**TASK GOAL**.
Determine the number of lines that contain the word "Definition", then state that number and nothing more.

※ ※ ※

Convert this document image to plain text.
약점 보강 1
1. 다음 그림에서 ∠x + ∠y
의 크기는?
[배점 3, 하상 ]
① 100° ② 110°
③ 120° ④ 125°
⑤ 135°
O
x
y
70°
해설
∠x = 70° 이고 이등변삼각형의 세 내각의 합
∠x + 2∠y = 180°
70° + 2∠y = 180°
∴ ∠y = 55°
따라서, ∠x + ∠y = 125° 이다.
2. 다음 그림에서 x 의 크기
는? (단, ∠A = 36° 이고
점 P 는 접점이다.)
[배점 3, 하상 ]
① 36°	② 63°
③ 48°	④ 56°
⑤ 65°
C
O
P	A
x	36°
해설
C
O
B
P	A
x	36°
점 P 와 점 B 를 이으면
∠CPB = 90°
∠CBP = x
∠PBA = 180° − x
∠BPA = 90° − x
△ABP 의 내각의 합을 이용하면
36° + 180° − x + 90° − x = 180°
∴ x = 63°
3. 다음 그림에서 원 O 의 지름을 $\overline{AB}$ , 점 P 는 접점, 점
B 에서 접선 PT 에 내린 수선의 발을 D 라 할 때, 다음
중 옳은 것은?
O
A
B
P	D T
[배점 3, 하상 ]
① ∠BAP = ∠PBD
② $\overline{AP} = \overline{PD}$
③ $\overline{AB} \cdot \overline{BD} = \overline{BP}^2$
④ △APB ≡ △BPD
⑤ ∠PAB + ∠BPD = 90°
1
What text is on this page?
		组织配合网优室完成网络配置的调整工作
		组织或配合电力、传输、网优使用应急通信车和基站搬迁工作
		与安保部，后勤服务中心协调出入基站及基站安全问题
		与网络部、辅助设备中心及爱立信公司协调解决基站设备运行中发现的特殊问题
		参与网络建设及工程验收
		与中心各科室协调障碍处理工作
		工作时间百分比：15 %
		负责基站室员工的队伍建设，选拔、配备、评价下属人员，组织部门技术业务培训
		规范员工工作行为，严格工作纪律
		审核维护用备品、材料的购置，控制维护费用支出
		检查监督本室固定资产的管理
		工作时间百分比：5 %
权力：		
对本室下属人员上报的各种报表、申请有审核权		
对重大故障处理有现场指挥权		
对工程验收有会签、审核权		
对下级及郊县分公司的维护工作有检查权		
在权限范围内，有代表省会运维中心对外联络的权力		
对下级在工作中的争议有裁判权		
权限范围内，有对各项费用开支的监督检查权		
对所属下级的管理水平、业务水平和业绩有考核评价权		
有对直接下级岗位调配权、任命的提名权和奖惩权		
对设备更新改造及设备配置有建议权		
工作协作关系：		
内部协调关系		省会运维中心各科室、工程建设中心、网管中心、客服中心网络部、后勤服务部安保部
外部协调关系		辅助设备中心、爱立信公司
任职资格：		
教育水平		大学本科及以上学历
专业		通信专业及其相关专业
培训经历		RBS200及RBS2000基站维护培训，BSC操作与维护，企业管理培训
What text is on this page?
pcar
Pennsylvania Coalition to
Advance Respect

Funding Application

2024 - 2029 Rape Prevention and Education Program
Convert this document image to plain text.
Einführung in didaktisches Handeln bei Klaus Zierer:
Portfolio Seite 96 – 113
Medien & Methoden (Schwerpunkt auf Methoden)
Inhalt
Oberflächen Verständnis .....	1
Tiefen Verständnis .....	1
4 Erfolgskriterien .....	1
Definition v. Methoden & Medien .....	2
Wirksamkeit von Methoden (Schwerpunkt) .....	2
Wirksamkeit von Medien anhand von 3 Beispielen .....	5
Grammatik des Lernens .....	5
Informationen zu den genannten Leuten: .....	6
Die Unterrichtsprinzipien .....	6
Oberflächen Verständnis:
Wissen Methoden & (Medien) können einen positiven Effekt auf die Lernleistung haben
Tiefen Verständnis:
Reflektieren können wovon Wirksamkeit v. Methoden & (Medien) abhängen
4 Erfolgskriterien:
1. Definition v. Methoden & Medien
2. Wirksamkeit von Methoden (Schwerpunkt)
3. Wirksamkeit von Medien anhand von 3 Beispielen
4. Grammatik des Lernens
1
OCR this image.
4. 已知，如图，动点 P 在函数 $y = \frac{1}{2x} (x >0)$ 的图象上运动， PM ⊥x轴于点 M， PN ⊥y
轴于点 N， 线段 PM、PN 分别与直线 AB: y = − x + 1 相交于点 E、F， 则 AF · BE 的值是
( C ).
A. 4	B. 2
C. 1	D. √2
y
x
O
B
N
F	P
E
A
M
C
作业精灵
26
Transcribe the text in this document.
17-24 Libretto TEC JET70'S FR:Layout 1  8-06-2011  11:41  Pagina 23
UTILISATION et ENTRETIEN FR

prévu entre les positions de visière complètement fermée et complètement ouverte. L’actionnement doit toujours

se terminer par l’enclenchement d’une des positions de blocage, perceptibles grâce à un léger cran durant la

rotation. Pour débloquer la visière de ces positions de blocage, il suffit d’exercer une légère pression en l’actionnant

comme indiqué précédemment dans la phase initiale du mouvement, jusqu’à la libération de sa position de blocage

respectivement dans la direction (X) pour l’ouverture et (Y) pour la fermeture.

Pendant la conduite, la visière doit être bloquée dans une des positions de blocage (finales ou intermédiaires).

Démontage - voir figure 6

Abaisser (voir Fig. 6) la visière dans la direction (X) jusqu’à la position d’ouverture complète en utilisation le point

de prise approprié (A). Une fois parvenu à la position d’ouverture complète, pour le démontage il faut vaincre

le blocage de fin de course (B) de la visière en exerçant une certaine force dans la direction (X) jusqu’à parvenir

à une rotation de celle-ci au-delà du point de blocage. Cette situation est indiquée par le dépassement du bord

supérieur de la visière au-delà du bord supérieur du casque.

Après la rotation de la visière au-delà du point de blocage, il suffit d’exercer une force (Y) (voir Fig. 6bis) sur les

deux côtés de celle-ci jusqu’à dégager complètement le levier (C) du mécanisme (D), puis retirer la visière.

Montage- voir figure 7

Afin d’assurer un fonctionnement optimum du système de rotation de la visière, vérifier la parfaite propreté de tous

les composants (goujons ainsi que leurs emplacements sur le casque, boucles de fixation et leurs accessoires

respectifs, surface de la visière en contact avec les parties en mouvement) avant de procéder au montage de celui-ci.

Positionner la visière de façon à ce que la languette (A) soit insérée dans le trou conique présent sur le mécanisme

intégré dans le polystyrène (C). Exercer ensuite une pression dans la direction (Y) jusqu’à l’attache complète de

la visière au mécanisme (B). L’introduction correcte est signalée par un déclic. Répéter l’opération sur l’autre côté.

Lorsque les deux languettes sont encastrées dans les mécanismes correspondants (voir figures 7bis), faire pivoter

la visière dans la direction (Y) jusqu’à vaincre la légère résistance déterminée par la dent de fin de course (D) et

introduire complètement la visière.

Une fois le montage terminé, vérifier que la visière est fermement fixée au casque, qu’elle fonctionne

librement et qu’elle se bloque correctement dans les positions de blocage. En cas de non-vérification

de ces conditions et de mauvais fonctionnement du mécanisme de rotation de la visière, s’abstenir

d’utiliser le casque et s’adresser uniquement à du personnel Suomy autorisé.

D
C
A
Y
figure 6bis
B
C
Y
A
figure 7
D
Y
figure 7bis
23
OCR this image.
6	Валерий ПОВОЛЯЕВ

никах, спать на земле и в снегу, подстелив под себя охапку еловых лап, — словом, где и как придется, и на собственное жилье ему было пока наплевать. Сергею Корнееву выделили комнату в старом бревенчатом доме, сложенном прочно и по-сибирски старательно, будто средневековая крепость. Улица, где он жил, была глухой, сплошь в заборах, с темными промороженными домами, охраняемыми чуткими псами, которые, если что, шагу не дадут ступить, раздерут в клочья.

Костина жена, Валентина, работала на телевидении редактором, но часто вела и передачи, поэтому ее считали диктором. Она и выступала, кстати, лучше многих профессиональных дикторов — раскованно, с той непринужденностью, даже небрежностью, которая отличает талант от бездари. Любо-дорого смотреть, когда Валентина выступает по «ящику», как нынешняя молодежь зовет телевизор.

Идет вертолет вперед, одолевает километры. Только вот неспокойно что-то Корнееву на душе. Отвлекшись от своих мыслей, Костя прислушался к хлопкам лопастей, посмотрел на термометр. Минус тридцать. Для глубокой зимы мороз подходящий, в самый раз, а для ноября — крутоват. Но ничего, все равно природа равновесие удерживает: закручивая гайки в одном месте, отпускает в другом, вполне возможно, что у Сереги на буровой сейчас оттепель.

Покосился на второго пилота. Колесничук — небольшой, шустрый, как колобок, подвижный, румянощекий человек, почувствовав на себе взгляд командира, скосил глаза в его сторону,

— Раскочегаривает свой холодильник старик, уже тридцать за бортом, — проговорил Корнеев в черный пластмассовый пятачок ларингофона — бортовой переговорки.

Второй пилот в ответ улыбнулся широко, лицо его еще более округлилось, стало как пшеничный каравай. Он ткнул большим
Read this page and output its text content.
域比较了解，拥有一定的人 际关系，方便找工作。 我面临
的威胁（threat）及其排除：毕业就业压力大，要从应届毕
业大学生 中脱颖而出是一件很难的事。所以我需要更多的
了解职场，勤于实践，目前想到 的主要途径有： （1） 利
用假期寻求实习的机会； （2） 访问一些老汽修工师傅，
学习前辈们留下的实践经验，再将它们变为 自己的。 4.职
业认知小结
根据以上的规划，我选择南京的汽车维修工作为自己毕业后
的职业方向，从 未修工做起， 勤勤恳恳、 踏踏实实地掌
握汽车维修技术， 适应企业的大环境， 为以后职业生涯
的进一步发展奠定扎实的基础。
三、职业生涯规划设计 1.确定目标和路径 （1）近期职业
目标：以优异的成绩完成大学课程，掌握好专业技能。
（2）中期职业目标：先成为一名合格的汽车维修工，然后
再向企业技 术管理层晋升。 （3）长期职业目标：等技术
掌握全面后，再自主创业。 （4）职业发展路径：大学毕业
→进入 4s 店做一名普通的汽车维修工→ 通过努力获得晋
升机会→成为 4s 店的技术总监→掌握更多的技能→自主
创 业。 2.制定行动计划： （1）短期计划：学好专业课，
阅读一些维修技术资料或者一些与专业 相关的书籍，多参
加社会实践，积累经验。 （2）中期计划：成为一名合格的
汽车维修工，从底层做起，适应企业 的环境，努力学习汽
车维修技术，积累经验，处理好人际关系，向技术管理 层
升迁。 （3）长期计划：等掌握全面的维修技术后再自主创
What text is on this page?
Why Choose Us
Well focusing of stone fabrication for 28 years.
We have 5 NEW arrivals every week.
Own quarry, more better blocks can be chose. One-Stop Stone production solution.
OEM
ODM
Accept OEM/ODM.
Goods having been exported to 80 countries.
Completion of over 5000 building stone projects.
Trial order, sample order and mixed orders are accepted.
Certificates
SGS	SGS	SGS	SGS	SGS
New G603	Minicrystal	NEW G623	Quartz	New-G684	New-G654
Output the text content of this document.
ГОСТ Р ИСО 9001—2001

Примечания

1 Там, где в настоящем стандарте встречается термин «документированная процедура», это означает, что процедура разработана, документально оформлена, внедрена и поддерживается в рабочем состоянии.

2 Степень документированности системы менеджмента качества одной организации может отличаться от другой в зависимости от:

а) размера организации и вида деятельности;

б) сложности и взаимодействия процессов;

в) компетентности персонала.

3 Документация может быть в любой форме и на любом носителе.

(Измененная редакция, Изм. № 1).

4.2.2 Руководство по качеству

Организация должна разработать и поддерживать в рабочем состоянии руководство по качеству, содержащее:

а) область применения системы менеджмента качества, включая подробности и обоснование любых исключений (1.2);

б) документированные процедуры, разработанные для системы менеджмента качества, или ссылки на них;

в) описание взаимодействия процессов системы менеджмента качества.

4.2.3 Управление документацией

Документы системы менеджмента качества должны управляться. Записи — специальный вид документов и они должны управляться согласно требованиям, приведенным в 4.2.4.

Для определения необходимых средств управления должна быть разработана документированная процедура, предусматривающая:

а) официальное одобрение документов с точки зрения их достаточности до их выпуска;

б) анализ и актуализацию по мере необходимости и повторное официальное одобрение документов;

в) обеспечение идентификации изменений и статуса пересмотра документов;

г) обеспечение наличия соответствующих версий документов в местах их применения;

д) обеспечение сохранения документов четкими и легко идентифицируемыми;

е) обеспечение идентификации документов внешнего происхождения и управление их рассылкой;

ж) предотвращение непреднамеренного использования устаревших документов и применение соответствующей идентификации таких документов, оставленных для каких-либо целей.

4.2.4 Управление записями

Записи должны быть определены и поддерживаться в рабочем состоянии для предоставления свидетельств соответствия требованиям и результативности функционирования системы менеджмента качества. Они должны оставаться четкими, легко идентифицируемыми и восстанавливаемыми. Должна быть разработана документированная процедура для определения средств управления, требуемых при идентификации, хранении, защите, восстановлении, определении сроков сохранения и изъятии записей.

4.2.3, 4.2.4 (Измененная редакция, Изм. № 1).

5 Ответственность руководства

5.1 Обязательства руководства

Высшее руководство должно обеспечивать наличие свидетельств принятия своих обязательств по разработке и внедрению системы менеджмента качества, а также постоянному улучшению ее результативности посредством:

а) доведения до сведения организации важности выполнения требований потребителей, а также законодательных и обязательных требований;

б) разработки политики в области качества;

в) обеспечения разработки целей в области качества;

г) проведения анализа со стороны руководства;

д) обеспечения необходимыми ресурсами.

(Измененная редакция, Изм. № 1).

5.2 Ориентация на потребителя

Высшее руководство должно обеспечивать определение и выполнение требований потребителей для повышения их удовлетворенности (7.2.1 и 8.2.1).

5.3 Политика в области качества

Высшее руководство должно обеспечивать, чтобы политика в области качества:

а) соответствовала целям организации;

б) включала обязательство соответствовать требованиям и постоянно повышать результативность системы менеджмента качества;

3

※ ※ ※

**ANSWER BELOW**.
2